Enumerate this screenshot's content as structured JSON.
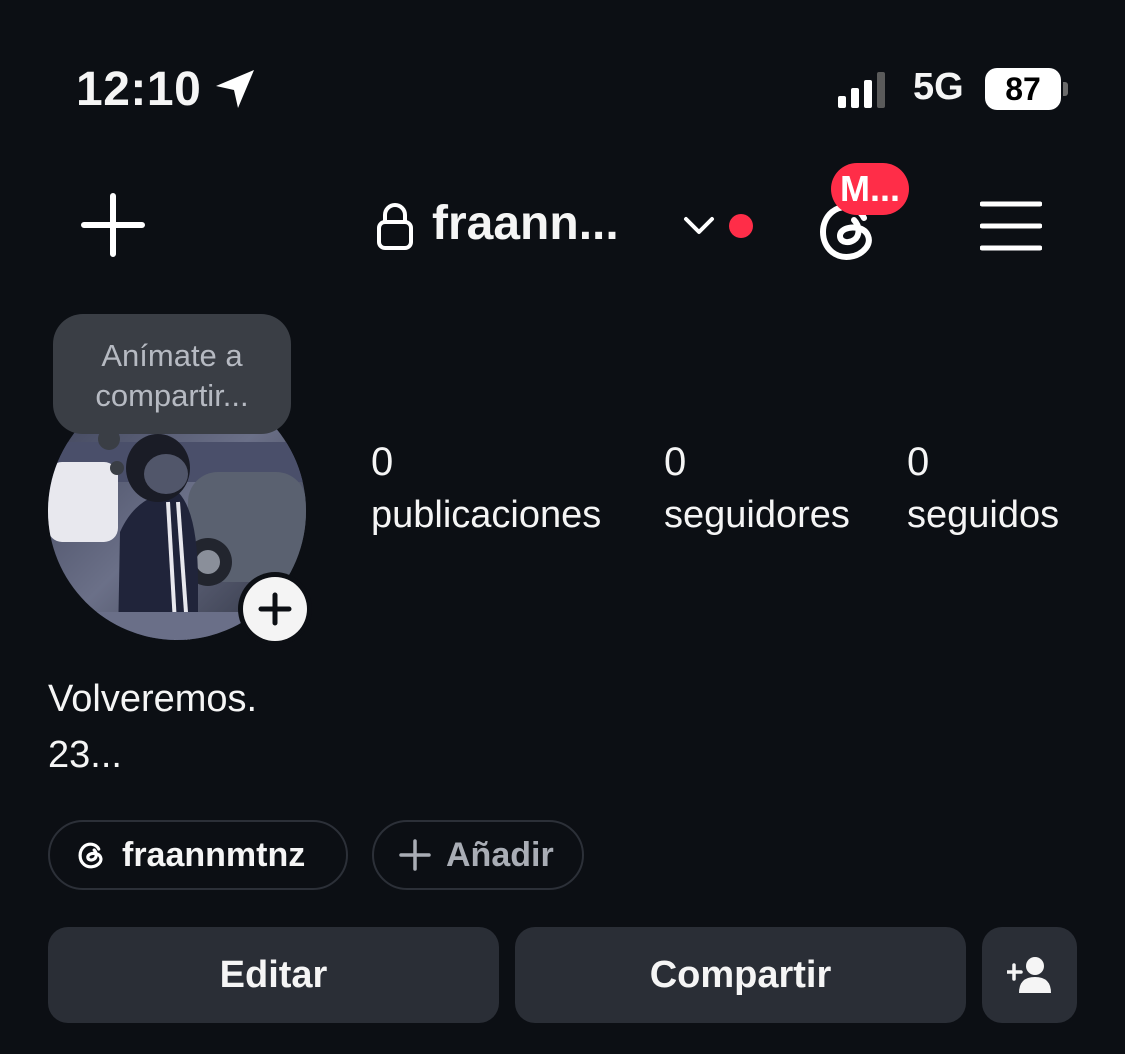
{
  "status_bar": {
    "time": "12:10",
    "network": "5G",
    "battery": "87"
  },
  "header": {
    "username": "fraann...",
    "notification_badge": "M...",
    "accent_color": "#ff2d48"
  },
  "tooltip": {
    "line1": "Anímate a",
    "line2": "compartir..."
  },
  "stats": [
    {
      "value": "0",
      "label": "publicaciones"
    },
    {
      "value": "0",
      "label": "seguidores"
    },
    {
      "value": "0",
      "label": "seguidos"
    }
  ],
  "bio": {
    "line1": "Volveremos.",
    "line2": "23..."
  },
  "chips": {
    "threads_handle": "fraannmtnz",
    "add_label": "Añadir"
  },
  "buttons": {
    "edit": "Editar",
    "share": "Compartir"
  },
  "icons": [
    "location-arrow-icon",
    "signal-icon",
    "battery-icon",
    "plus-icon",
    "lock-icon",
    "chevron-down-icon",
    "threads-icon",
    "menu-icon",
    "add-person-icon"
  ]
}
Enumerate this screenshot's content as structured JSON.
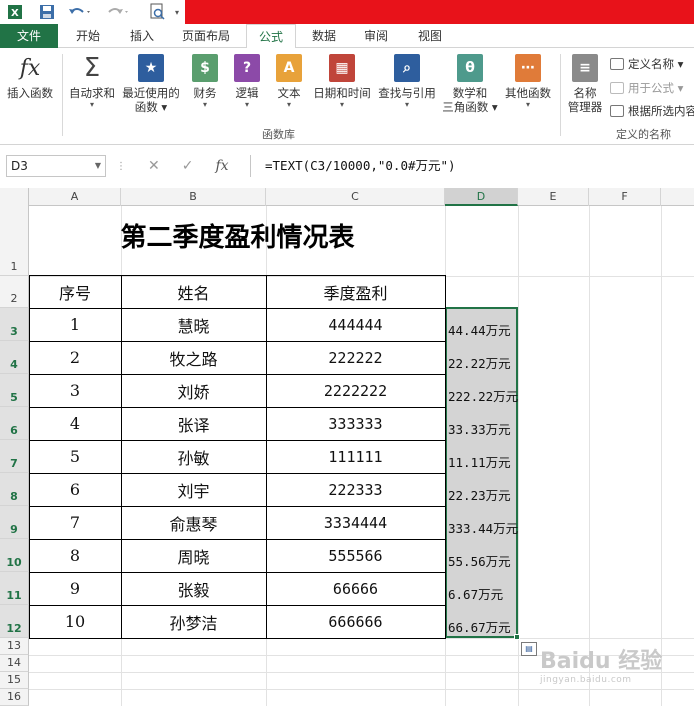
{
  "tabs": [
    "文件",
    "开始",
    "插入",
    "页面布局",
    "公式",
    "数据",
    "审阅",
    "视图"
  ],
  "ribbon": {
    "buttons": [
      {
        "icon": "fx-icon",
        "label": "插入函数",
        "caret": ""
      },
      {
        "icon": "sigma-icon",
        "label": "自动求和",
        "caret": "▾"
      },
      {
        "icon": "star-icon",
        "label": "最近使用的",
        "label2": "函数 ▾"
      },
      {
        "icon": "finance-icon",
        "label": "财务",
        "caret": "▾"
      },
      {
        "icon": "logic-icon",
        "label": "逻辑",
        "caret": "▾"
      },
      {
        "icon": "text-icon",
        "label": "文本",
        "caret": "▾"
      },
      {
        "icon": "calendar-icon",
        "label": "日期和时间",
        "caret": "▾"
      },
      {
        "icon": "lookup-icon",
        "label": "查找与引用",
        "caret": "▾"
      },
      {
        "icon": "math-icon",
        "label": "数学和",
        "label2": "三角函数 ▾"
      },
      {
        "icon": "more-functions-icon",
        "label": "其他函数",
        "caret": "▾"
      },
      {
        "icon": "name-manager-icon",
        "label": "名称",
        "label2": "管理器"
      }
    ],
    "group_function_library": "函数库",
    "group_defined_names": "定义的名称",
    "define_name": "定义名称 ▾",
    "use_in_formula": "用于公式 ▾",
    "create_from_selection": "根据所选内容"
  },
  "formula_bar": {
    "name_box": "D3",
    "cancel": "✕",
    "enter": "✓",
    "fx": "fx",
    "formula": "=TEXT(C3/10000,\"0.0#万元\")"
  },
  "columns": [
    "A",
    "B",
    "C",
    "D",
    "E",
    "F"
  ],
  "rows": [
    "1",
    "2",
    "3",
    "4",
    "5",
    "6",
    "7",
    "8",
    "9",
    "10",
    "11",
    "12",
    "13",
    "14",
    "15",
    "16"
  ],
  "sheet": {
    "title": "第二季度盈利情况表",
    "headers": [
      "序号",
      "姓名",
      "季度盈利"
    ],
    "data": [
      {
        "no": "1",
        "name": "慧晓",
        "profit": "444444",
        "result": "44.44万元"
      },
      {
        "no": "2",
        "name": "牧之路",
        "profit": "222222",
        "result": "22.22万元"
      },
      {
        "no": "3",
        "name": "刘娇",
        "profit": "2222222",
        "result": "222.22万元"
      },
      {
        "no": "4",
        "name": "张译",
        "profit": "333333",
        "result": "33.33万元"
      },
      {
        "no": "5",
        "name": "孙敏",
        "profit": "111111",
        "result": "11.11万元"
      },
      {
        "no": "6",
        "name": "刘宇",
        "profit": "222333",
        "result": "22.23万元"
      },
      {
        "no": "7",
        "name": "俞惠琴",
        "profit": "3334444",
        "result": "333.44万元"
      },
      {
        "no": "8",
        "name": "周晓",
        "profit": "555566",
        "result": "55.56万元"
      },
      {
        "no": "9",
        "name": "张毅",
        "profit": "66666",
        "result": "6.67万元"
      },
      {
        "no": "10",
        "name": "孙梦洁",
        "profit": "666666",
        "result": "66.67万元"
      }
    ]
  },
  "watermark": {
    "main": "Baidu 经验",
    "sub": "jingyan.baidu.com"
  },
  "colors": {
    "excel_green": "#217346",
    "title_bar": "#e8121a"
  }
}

» **WRITTEN EXERCISE**
Repeat the data exactly, without the pictures.

» **RIGHT ANSWER**
Enumerate this screenshot's content as structured JSON.
{
  "status_bar": {
    "time": "12:10",
    "network": "5G",
    "battery": "87"
  },
  "header": {
    "username": "fraann...",
    "notification_badge": "M...",
    "accent_color": "#ff2d48"
  },
  "tooltip": {
    "line1": "Anímate a",
    "line2": "compartir..."
  },
  "stats": [
    {
      "value": "0",
      "label": "publicaciones"
    },
    {
      "value": "0",
      "label": "seguidores"
    },
    {
      "value": "0",
      "label": "seguidos"
    }
  ],
  "bio": {
    "line1": "Volveremos.",
    "line2": "23..."
  },
  "chips": {
    "threads_handle": "fraannmtnz",
    "add_label": "Añadir"
  },
  "buttons": {
    "edit": "Editar",
    "share": "Compartir"
  },
  "icons": [
    "location-arrow-icon",
    "signal-icon",
    "battery-icon",
    "plus-icon",
    "lock-icon",
    "chevron-down-icon",
    "threads-icon",
    "menu-icon",
    "add-person-icon"
  ]
}
Enumerate this screenshot's content as structured JSON.
{
  "tabs": [
    "文件",
    "开始",
    "插入",
    "页面布局",
    "公式",
    "数据",
    "审阅",
    "视图"
  ],
  "ribbon": {
    "buttons": [
      {
        "icon": "fx-icon",
        "label": "插入函数",
        "caret": ""
      },
      {
        "icon": "sigma-icon",
        "label": "自动求和",
        "caret": "▾"
      },
      {
        "icon": "star-icon",
        "label": "最近使用的",
        "label2": "函数 ▾"
      },
      {
        "icon": "finance-icon",
        "label": "财务",
        "caret": "▾"
      },
      {
        "icon": "logic-icon",
        "label": "逻辑",
        "caret": "▾"
      },
      {
        "icon": "text-icon",
        "label": "文本",
        "caret": "▾"
      },
      {
        "icon": "calendar-icon",
        "label": "日期和时间",
        "caret": "▾"
      },
      {
        "icon": "lookup-icon",
        "label": "查找与引用",
        "caret": "▾"
      },
      {
        "icon": "math-icon",
        "label": "数学和",
        "label2": "三角函数 ▾"
      },
      {
        "icon": "more-functions-icon",
        "label": "其他函数",
        "caret": "▾"
      },
      {
        "icon": "name-manager-icon",
        "label": "名称",
        "label2": "管理器"
      }
    ],
    "group_function_library": "函数库",
    "group_defined_names": "定义的名称",
    "define_name": "定义名称 ▾",
    "use_in_formula": "用于公式 ▾",
    "create_from_selection": "根据所选内容"
  },
  "formula_bar": {
    "name_box": "D3",
    "cancel": "✕",
    "enter": "✓",
    "fx": "fx",
    "formula": "=TEXT(C3/10000,\"0.0#万元\")"
  },
  "columns": [
    "A",
    "B",
    "C",
    "D",
    "E",
    "F"
  ],
  "rows": [
    "1",
    "2",
    "3",
    "4",
    "5",
    "6",
    "7",
    "8",
    "9",
    "10",
    "11",
    "12",
    "13",
    "14",
    "15",
    "16"
  ],
  "sheet": {
    "title": "第二季度盈利情况表",
    "headers": [
      "序号",
      "姓名",
      "季度盈利"
    ],
    "data": [
      {
        "no": "1",
        "name": "慧晓",
        "profit": "444444",
        "result": "44.44万元"
      },
      {
        "no": "2",
        "name": "牧之路",
        "profit": "222222",
        "result": "22.22万元"
      },
      {
        "no": "3",
        "name": "刘娇",
        "profit": "2222222",
        "result": "222.22万元"
      },
      {
        "no": "4",
        "name": "张译",
        "profit": "333333",
        "result": "33.33万元"
      },
      {
        "no": "5",
        "name": "孙敏",
        "profit": "111111",
        "result": "11.11万元"
      },
      {
        "no": "6",
        "name": "刘宇",
        "profit": "222333",
        "result": "22.23万元"
      },
      {
        "no": "7",
        "name": "俞惠琴",
        "profit": "3334444",
        "result": "333.44万元"
      },
      {
        "no": "8",
        "name": "周晓",
        "profit": "555566",
        "result": "55.56万元"
      },
      {
        "no": "9",
        "name": "张毅",
        "profit": "66666",
        "result": "6.67万元"
      },
      {
        "no": "10",
        "name": "孙梦洁",
        "profit": "666666",
        "result": "66.67万元"
      }
    ]
  },
  "watermark": {
    "main": "Baidu 经验",
    "sub": "jingyan.baidu.com"
  },
  "colors": {
    "excel_green": "#217346",
    "title_bar": "#e8121a"
  }
}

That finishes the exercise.